> SOURCE DOCUMENT:
Exhibit 10.1
 
CONSULTING AGREEMENT
 
This Consulting Agreement (this "Agreement") is made and entered into effective
as of June 1, 2011 (“Effective Date”), by and between Respect Your Universe,
Inc., a Nevada corporation ("Company") and Exit 21 Global Solutions LLC, dba
Exit 21 Apparel Solutions, an Oregon limited liability company (“Consultant”),
and its partners Eric Siffert (“Siffert”) and Chris Martens (“Martens”).
 
 
RECITALS
 
WHEREAS, Consultant has certain experience in the design, development,
merchandising, sourcing and production of clothing lines;
 
WHEREAS, the Company has appointed Martens as the Company’s Chief Executive
Officer (“CEO”) on a consulting basis via Consultant;
 
WHEREAS, the Company has appointed Siffert as the Company’s Chief Operations
Officer (“COO”) on a consulting basis via Consultant; and
 
WHEREAS, the Company desires to engage the services of the Consultant to assist
the Company in the development and production of a clothing line for the
Company.

> DATASET ROWS:
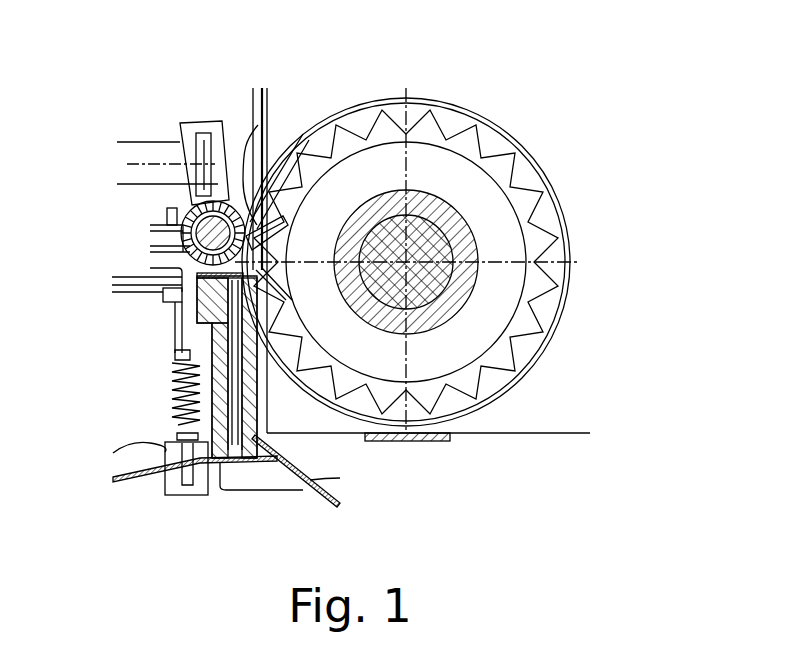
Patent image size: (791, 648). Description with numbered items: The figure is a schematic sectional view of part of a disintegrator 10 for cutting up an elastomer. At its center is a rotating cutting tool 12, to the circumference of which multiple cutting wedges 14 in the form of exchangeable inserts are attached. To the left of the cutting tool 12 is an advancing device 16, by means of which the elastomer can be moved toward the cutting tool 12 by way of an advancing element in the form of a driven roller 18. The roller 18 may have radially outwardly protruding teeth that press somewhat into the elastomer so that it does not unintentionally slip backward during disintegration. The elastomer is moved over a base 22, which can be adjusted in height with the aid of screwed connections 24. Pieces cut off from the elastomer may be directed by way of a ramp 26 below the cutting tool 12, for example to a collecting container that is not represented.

The disintegrator 10 is at (607, 152).
The rotating cutting tool 12 is at (505, 252).
The cutting wedges 14 is at (258, 125).
The advancing device 16 is at (145, 222).
The driven roller 18 is at (200, 200).
The base 22 is at (186, 263).
The screwed connections 24 is at (175, 388).
The ramp 26 is at (337, 497).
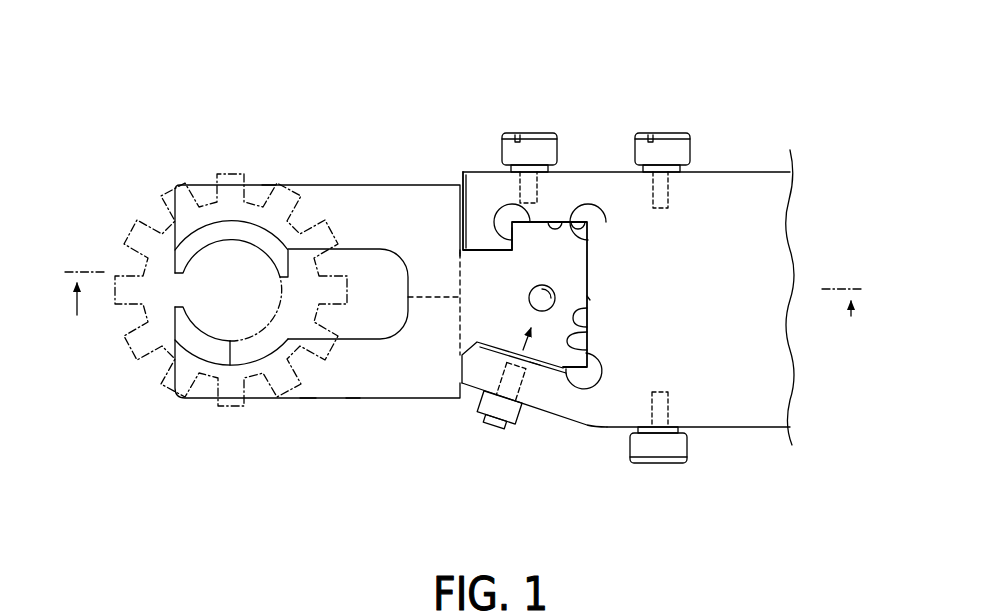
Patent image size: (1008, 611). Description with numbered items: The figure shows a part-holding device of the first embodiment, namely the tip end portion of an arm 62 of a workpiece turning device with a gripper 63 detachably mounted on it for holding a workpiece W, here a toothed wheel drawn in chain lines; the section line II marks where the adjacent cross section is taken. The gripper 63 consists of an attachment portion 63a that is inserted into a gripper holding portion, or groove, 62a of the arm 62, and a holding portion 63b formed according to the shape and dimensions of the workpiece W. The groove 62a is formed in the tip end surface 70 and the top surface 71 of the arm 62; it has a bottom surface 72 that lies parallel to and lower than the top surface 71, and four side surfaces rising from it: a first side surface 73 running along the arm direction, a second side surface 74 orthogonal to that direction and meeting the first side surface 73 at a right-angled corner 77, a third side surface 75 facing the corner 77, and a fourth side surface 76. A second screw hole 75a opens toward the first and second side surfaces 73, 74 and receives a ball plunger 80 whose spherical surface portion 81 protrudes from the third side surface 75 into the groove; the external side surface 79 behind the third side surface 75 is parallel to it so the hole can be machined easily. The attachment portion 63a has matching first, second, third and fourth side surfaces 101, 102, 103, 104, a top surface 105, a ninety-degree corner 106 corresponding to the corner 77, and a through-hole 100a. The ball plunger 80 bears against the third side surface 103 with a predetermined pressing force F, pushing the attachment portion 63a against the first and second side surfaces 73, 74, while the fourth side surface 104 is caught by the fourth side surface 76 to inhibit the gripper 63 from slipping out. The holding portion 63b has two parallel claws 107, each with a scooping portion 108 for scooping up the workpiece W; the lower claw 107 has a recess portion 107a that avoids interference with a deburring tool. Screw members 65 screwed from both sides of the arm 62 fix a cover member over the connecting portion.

The arm 62 is at (626, 289).
The gripper holding portion (groove) 62a is at (587, 347).
The gripper 63 is at (312, 255).
The attachment portion 63a is at (458, 255).
The holding portion 63b is at (320, 177).
The screw member 65 is at (537, 133).
The tip end surface 70 is at (460, 170).
The top surface 71 is at (748, 207).
The bottom surface (third surface) 72 is at (556, 290).
The first side surface (first surface) 73 is at (556, 222).
The second side surface (second surface) 74 is at (587, 319).
The third side surface 75 is at (557, 357).
The second screw hole 75a is at (512, 423).
The fourth side surface 76 is at (511, 204).
The corner 77 is at (588, 205).
The external side surface 79 is at (583, 428).
The ball plunger (pressing means) 80 is at (472, 443).
The spherical surface portion 81 is at (483, 398).
The through-hole 100a is at (554, 289).
The first side surface 101 is at (540, 222).
The second side surface 102 is at (588, 298).
The third side surface 103 is at (535, 362).
The fourth side surface 104 is at (492, 226).
The top surface 105 is at (478, 286).
The corner 106 is at (597, 226).
The claw 107 is at (268, 185).
The recess portion 107a is at (353, 377).
The scooping portion 108 is at (213, 233).
The workpiece W is at (130, 232).
The pressing force F is at (457, 393).
The section line II is at (460, 305).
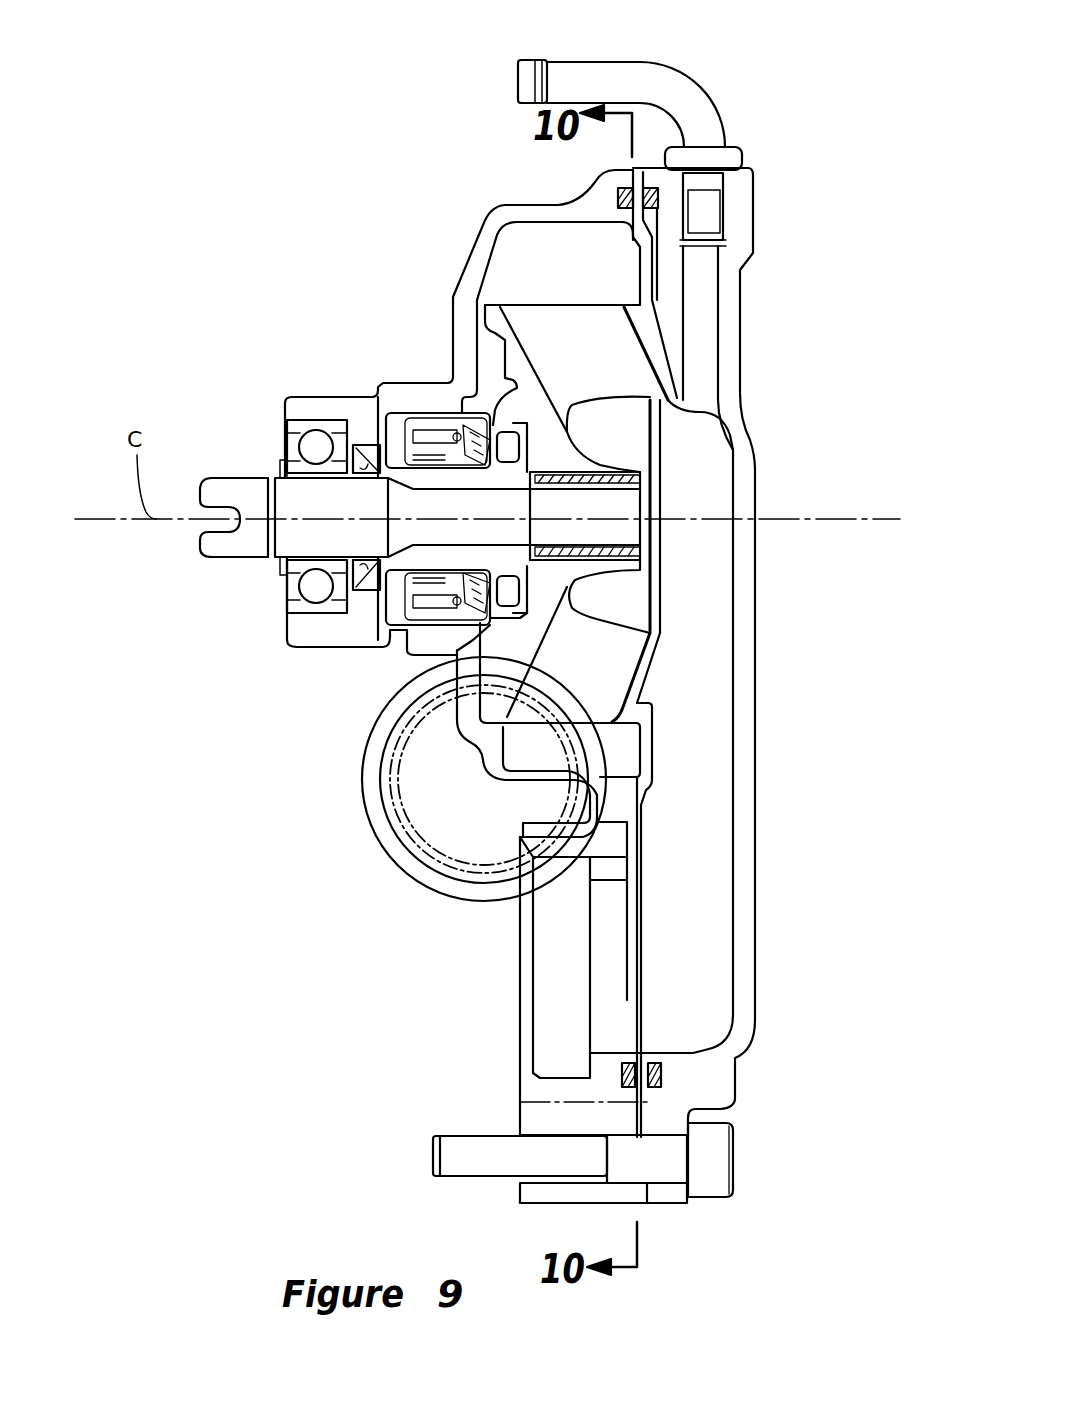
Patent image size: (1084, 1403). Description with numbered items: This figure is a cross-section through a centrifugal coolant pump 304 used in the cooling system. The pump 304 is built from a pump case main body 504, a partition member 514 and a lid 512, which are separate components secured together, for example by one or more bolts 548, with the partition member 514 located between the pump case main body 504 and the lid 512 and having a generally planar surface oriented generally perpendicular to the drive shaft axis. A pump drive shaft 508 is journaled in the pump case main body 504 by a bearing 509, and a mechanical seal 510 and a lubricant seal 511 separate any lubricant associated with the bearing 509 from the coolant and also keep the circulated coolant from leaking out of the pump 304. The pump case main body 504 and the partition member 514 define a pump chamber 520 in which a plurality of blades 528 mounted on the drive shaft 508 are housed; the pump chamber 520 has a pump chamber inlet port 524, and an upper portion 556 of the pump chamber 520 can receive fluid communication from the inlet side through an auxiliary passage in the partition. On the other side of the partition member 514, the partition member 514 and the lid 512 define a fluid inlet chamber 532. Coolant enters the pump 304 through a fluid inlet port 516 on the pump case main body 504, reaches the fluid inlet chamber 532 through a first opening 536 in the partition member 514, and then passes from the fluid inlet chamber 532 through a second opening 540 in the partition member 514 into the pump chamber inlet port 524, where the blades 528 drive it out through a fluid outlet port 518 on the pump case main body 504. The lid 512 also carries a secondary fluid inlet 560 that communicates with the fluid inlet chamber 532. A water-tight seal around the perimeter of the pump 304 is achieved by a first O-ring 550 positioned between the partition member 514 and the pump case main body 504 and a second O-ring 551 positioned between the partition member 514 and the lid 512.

The pump 304 is at (392, 300).
The pump case main body 504 is at (455, 350).
The pump drive shaft 508 is at (253, 493).
The bearing 509 is at (287, 584).
The mechanical seal 510 is at (495, 590).
The lubricant seal 511 is at (367, 590).
The lid 512 is at (747, 493).
The partition member 514 is at (647, 300).
The fluid inlet port 516 is at (520, 1008).
The fluid outlet port 518 is at (440, 810).
The pump chamber 520 is at (623, 748).
The pump chamber inlet port 524 is at (637, 594).
The blades 528 is at (590, 352).
The fluid inlet chamber 532 is at (720, 680).
The first opening 536 is at (643, 830).
The second opening 540 is at (680, 405).
The bolts 548 is at (717, 1147).
The first O-ring 550 is at (620, 200).
The second O-ring 551 is at (662, 192).
The upper portion of the pump chamber 556 is at (523, 261).
The secondary fluid inlet 560 is at (575, 78).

> INSTRUCTIONS:
• a. Answer these questions from the consulting agreement, one answer per line marked to match:
(i) In which state is Respect Your Universe, Inc. incorporated?
(ii) Which partner has the Company appointed as its Chief Operations Officer?
(iii) As of what date is the agreement effective?
• b. According to the first recital of the consulting agreement, in which areas of clothing lines does the Consultant have experience? List every one.
• c. Continue the consulting agreement from the point where it stops.

> RESPONSE LIST:
• a.
(i) Nevada
(ii) Eric Siffert
(iii) June 1, 2011

• b. Design, development, merchandising, sourcing and production

• c.
 
NOW, THEREFORE, in consideration of the mutual promises herein contained, the
parties hereto hereby agree as follows:
 
1.                      CONSULTING SERVICES.  The “Consulting Services” refers
to collectively the Product Consulting Services, CEO Consulting Services and the
COO Consulting Services.
 
(A)           Product Consulting Services.  Attached hereto as Exhibit A and
incorporated herein by this reference is a description of the services to be
provided by the Consultant for the development and production of the Company’s
clothing line during the Term of this Agreement (the "Product Consulting
Services"). Consultant will provide the Consulting Services in a professional
and workmanlike manner to the best of its abilities. Consultant makes no other
warranty to the Company, and specifically disclaims any warranty of
merchantability or fitness for a particular purpose with respect to any products
designed by Consultant hereunder.
 
(B)           CEO Consulting Services.  During the Term of this Agreement,
Martens shall act as the Company’s CEO, managing all aspects of the day-to-day
business of the Company, and report to the Company’s Board of Directors.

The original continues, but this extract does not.